**** Listed records ****

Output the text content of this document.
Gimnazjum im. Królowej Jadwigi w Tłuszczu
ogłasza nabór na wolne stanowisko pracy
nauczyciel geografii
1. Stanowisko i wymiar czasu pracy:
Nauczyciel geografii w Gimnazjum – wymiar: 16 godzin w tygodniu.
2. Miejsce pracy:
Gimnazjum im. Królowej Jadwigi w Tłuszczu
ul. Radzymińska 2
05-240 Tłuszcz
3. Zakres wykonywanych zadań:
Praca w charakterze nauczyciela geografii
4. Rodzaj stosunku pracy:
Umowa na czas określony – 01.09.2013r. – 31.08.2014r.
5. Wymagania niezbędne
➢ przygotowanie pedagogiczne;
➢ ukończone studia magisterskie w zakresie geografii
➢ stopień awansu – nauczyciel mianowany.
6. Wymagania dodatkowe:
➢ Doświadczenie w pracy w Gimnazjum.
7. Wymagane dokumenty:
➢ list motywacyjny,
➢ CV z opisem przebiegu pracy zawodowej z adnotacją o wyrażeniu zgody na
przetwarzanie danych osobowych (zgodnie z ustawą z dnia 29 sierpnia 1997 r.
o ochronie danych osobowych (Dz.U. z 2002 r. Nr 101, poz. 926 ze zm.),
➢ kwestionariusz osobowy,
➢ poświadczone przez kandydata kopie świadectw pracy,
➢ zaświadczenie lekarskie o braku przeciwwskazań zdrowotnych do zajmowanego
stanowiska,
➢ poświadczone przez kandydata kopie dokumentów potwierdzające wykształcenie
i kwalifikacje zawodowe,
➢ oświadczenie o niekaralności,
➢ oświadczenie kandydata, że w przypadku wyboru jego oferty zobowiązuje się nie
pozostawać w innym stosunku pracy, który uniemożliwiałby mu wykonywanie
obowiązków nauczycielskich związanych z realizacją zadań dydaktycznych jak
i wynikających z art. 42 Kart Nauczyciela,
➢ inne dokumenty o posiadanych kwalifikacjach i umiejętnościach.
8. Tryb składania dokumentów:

****

• Work required
Find how many lines of the entries contain "dokumenty". Respond with the number only.

• Completed task
2